Print every entry, word for word, and skip the images.

---------- DATA IN THIS EXERCISE

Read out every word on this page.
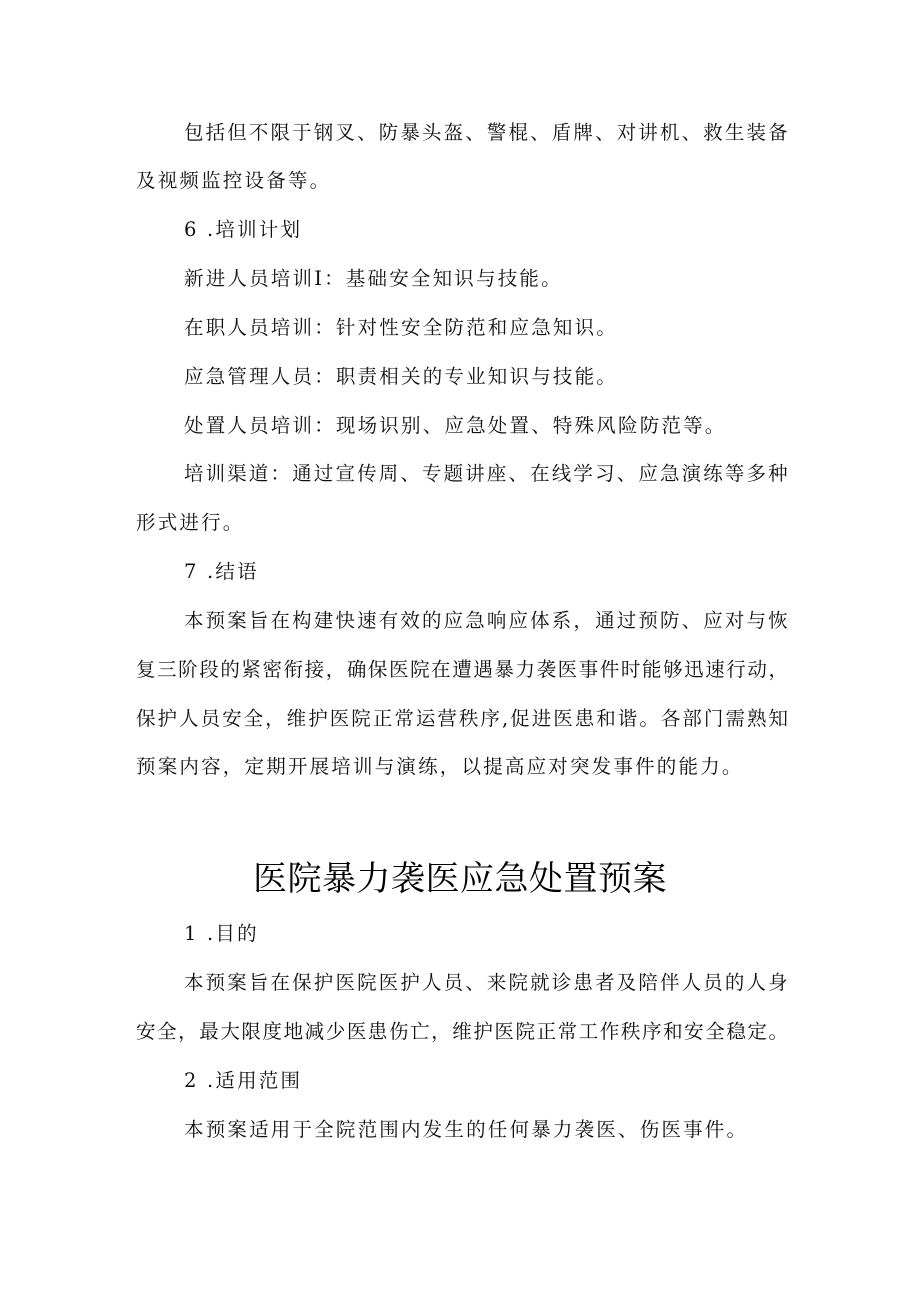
包括但不限于钢叉、防暴头盔、警棍、盾牌、对讲机、救生装备
及视频监控设备等。
6 .培训计划
新进人员培训I：基础安全知识与技能。
在职人员培训：针对性安全防范和应急知识。
应急管理人员：职责相关的专业知识与技能。
处置人员培训：现场识别、应急处置、特殊风险防范等。
培训渠道：通过宣传周、专题讲座、在线学习、应急演练等多种
形式进行。
7 .结语
本预案旨在构建快速有效的应急响应体系，通过预防、应对与恢
复三阶段的紧密衔接，确保医院在遭遇暴力袭医事件时能够迅速行动，
保护人员安全，维护医院正常运营秩序,促进医患和谐。各部门需熟知
预案内容，定期开展培训与演练，以提高应对突发事件的能力。
医院暴力袭医应急处置预案
1 .目的
本预案旨在保护医院医护人员、来院就诊患者及陪伴人员的人身
安全，最大限度地减少医患伤亡，维护医院正常工作秩序和安全稳定。
2 .适用范围
本预案适用于全院范围内发生的任何暴力袭医、伤医事件。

--------------------

#### THE ANSWER:
Read out every word on this page.
包括但不限于钢叉、防暴头盔、警棍、盾牌、对讲机、救生装备
及视频监控设备等。
6 .培训计划
新进人员培训I：基础安全知识与技能。
在职人员培训：针对性安全防范和应急知识。
应急管理人员：职责相关的专业知识与技能。
处置人员培训：现场识别、应急处置、特殊风险防范等。
培训渠道：通过宣传周、专题讲座、在线学习、应急演练等多种
形式进行。
7 .结语
本预案旨在构建快速有效的应急响应体系，通过预防、应对与恢
复三阶段的紧密衔接，确保医院在遭遇暴力袭医事件时能够迅速行动，
保护人员安全，维护医院正常运营秩序,促进医患和谐。各部门需熟知
预案内容，定期开展培训与演练，以提高应对突发事件的能力。
医院暴力袭医应急处置预案
1 .目的
本预案旨在保护医院医护人员、来院就诊患者及陪伴人员的人身
安全，最大限度地减少医患伤亡，维护医院正常工作秩序和安全稳定。
2 .适用范围
本预案适用于全院范围内发生的任何暴力袭医、伤医事件。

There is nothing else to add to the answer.